**Stated goal**:
Report only the number of lines holding "site".
——————
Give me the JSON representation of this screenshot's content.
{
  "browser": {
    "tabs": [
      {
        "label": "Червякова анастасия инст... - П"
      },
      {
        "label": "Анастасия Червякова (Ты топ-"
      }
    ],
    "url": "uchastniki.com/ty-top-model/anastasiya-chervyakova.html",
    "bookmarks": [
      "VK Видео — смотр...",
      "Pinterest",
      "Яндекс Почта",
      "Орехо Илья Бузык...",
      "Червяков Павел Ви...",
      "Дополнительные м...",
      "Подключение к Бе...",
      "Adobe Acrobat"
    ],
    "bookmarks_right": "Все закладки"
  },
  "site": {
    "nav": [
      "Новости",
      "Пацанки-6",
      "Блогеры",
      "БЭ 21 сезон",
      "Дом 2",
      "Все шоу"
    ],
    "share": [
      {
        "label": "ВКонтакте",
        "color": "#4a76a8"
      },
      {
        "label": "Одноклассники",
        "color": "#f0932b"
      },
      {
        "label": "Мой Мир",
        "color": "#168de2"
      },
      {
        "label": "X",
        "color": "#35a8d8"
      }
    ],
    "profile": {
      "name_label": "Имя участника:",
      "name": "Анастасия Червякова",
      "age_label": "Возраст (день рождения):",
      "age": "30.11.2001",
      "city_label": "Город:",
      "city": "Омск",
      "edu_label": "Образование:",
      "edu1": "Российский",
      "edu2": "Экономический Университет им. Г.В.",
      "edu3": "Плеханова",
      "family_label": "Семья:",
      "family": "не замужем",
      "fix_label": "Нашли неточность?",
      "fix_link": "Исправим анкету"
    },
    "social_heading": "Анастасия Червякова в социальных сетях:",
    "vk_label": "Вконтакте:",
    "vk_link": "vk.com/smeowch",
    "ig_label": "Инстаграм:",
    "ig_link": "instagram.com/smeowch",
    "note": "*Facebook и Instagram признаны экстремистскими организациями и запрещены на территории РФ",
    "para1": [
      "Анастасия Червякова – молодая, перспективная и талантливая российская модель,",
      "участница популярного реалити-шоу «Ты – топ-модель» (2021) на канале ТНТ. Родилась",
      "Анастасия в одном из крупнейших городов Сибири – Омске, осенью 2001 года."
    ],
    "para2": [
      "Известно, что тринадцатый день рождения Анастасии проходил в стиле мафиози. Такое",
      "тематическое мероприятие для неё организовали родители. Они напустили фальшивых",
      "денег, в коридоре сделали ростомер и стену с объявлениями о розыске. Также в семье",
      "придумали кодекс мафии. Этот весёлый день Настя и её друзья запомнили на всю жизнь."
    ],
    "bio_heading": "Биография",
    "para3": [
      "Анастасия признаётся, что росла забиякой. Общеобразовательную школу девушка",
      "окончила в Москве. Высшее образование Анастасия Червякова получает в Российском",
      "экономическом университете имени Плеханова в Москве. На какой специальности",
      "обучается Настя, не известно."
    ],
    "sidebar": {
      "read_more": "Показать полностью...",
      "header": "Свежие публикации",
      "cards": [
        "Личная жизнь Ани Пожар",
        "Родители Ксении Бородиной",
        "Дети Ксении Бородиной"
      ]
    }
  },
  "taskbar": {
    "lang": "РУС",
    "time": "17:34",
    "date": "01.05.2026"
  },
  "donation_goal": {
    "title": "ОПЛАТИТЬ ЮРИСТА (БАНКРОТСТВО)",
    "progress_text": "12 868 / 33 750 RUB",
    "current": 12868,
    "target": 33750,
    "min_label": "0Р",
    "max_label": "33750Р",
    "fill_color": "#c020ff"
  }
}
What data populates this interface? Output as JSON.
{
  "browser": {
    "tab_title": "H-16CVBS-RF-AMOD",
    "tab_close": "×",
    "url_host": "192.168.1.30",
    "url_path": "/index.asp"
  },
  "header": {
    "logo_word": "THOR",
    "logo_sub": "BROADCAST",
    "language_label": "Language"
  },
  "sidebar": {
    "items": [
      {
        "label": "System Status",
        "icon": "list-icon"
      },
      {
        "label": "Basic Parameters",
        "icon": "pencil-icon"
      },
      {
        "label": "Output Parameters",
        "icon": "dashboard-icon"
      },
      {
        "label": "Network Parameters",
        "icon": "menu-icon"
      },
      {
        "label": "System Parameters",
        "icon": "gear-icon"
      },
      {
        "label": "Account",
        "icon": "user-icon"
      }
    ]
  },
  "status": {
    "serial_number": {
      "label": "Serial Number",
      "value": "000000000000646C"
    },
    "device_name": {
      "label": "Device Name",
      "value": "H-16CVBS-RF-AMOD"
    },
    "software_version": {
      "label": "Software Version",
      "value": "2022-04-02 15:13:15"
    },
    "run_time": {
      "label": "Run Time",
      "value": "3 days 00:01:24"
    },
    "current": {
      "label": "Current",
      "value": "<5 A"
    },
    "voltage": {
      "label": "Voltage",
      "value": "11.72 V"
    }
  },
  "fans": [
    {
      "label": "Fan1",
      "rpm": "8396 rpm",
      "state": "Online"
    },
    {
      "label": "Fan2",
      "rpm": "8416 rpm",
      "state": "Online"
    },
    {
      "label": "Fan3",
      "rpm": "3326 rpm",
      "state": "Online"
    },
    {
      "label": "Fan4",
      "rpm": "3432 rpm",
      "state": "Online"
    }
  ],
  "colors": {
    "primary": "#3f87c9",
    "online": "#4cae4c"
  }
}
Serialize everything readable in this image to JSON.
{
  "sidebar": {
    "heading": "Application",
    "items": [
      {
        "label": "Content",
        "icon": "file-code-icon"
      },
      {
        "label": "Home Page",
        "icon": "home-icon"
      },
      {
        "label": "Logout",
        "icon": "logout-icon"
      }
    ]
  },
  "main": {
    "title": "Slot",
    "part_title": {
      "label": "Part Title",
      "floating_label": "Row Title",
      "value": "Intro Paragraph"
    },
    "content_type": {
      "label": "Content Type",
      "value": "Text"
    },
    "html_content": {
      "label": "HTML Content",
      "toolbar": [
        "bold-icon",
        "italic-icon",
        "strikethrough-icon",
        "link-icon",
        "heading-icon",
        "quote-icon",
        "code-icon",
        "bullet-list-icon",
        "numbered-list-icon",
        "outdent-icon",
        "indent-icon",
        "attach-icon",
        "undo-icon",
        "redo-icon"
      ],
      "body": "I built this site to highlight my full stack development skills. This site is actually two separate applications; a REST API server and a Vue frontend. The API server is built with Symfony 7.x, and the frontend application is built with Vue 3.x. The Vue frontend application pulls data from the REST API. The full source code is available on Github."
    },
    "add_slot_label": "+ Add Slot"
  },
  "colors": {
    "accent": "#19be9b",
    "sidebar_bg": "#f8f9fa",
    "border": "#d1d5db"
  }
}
——————
**Response**:
2